[Items from a dataset]
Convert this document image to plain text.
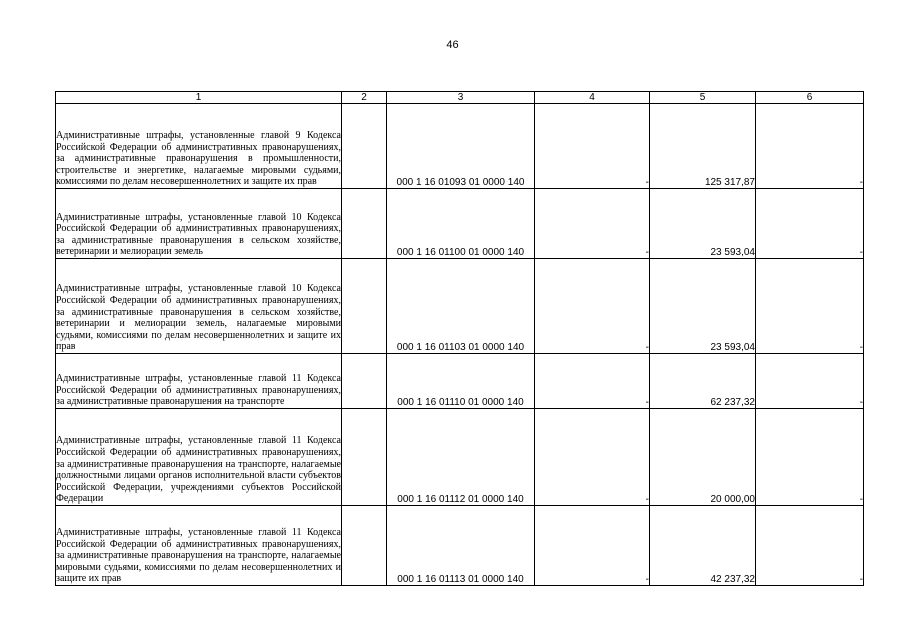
46
1	2	3	4	5	6
Административные штрафы, установленные главой 9 Кодекса Российской Федерации об административных правонарушениях, за административные правонарушения в промышленности, строительстве и энергетике, налагаемые мировыми судьями, комиссиями по делам несовершеннолетних и защите их прав		000 1 16 01093 01 0000 140	-	125 317,87	-
Административные штрафы, установленные главой 10 Кодекса Российской Федерации об административных правонарушениях, за административные правонарушения в сельском хозяйстве, ветеринарии и мелиорации земель		000 1 16 01100 01 0000 140	-	23 593,04	-
Административные штрафы, установленные главой 10 Кодекса Российской Федерации об административных правонарушениях, за административные правонарушения в сельском хозяйстве, ветеринарии и мелиорации земель, налагаемые мировыми судьями, комиссиями по делам несовершеннолетних и защите их прав		000 1 16 01103 01 0000 140	-	23 593,04	-
Административные штрафы, установленные главой 11 Кодекса Российской Федерации об административных правонарушениях, за административные правонарушения на транспорте		000 1 16 01110 01 0000 140	-	62 237,32	-
Административные штрафы, установленные главой 11 Кодекса Российской Федерации об административных правонарушениях, за административные правонарушения на транспорте, налагаемые должностными лицами органов исполнительной власти субъектов Российской Федерации, учреждениями субъектов Российской Федерации		000 1 16 01112 01 0000 140	-	20 000,00	-
Административные штрафы, установленные главой 11 Кодекса Российской Федерации об административных правонарушениях, за административные правонарушения на транспорте, налагаемые мировыми судьями, комиссиями по делам несовершеннолетних и защите их прав		000 1 16 01113 01 0000 140	-	42 237,32	-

### STATED GOAL
Leave the pictures out and print the records above exactly as they stand.

### SOLVED PROBLEM
Convert this document image to plain text.
46
1	2	3	4	5	6
Административные штрафы, установленные главой 9 Кодекса Российской Федерации об административных правонарушениях, за административные правонарушения в промышленности, строительстве и энергетике, налагаемые мировыми судьями, комиссиями по делам несовершеннолетних и защите их прав		000 1 16 01093 01 0000 140	-	125 317,87	-
Административные штрафы, установленные главой 10 Кодекса Российской Федерации об административных правонарушениях, за административные правонарушения в сельском хозяйстве, ветеринарии и мелиорации земель		000 1 16 01100 01 0000 140	-	23 593,04	-
Административные штрафы, установленные главой 10 Кодекса Российской Федерации об административных правонарушениях, за административные правонарушения в сельском хозяйстве, ветеринарии и мелиорации земель, налагаемые мировыми судьями, комиссиями по делам несовершеннолетних и защите их прав		000 1 16 01103 01 0000 140	-	23 593,04	-
Административные штрафы, установленные главой 11 Кодекса Российской Федерации об административных правонарушениях, за административные правонарушения на транспорте		000 1 16 01110 01 0000 140	-	62 237,32	-
Административные штрафы, установленные главой 11 Кодекса Российской Федерации об административных правонарушениях, за административные правонарушения на транспорте, налагаемые должностными лицами органов исполнительной власти субъектов Российской Федерации, учреждениями субъектов Российской Федерации		000 1 16 01112 01 0000 140	-	20 000,00	-
Административные штрафы, установленные главой 11 Кодекса Российской Федерации об административных правонарушениях, за административные правонарушения на транспорте, налагаемые мировыми судьями, комиссиями по делам несовершеннолетних и защите их прав		000 1 16 01113 01 0000 140	-	42 237,32	-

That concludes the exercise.